» **REQUIRED WORK**: Report how many lines hold the word "this"; give nothing but the number.

» **GIVEN RECORDS**:

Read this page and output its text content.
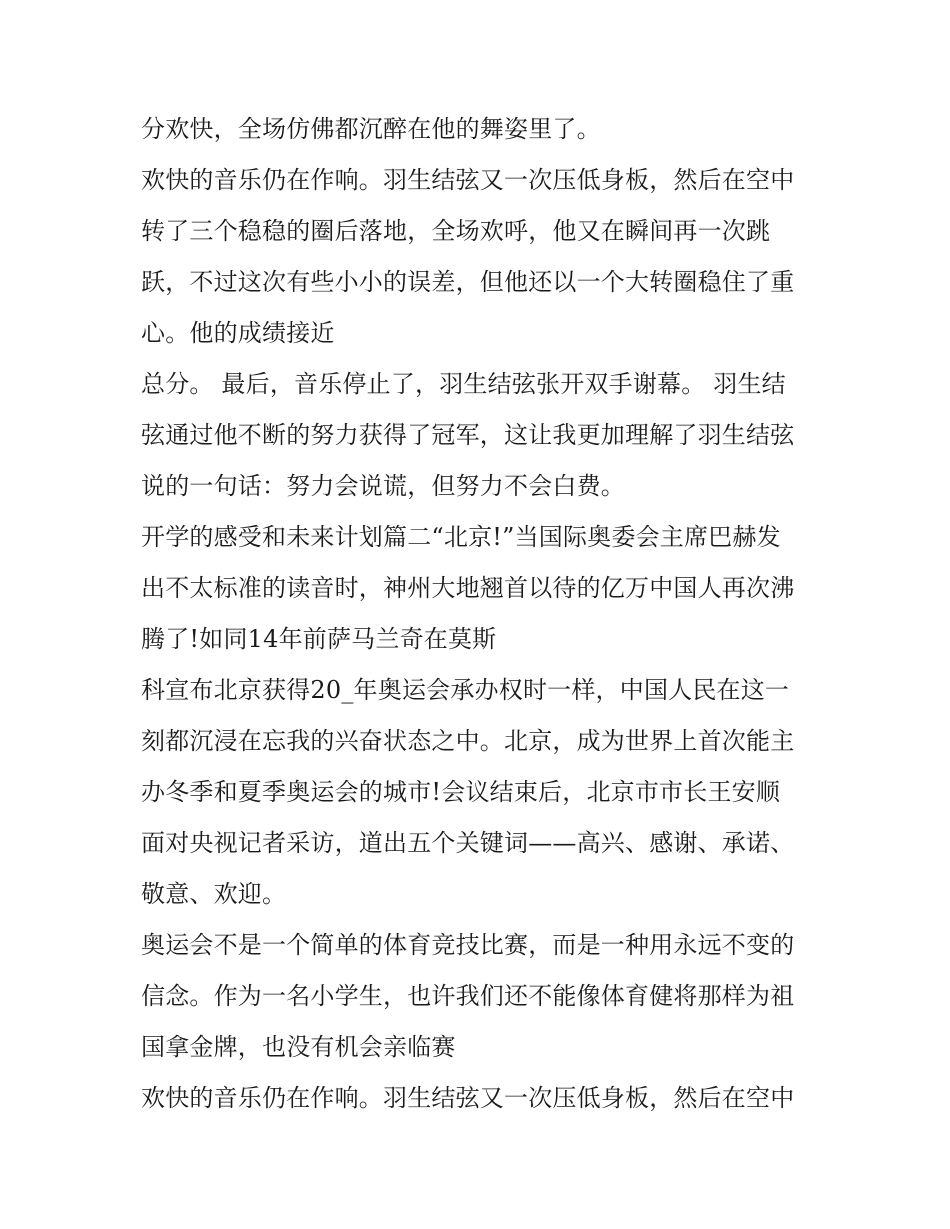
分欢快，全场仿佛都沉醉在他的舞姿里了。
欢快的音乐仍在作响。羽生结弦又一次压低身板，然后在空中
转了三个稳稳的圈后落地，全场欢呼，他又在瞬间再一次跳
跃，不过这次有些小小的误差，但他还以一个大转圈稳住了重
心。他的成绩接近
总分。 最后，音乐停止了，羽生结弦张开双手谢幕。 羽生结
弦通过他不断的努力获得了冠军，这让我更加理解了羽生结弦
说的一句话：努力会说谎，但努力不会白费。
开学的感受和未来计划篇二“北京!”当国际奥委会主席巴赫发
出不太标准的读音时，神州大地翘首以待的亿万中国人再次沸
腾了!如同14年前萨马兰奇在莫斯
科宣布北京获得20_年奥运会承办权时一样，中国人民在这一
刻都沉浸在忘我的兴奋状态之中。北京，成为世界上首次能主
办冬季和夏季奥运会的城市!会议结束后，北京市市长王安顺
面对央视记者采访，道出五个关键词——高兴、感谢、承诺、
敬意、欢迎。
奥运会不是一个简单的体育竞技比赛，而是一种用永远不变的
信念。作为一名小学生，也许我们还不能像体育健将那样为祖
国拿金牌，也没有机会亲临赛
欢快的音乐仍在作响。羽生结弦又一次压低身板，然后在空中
* * *
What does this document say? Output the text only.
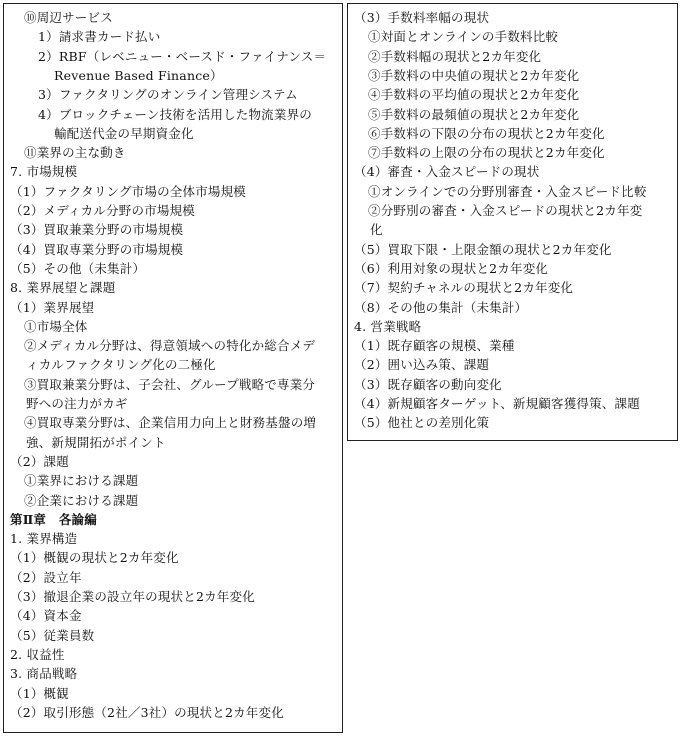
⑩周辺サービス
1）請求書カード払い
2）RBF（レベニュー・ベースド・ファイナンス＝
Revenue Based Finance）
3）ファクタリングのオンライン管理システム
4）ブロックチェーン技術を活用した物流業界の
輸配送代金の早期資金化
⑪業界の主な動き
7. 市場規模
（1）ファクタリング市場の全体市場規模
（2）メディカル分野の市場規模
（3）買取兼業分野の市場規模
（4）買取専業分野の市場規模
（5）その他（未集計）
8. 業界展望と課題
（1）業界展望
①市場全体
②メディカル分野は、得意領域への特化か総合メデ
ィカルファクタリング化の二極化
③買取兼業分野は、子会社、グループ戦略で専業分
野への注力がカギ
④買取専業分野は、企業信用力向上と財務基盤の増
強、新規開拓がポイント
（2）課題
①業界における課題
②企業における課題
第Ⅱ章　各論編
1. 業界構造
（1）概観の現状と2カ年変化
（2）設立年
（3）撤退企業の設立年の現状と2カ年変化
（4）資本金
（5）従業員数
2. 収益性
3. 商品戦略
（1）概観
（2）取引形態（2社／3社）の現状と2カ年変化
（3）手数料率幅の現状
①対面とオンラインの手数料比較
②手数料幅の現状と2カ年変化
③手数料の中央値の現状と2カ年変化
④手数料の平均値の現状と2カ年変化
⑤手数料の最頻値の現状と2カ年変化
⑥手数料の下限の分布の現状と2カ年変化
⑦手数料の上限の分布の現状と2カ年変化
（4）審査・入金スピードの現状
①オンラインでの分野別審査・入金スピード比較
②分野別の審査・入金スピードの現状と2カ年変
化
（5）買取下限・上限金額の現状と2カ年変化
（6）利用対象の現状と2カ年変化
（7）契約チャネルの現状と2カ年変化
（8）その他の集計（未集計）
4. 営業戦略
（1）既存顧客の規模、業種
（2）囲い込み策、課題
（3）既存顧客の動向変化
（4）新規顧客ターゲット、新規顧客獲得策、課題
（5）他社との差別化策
...
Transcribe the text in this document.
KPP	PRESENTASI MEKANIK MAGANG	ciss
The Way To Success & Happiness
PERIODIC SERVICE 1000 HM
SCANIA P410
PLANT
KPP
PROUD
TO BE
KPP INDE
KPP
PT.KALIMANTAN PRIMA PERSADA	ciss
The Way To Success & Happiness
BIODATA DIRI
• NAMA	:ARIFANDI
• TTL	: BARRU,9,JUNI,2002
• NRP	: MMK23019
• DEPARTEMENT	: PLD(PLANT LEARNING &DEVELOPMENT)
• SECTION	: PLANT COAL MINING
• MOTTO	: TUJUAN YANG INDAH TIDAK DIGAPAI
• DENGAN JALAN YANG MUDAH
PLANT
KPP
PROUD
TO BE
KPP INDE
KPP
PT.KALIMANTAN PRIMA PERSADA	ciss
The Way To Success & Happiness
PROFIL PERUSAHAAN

» **RESULT OF THE TASK**: 3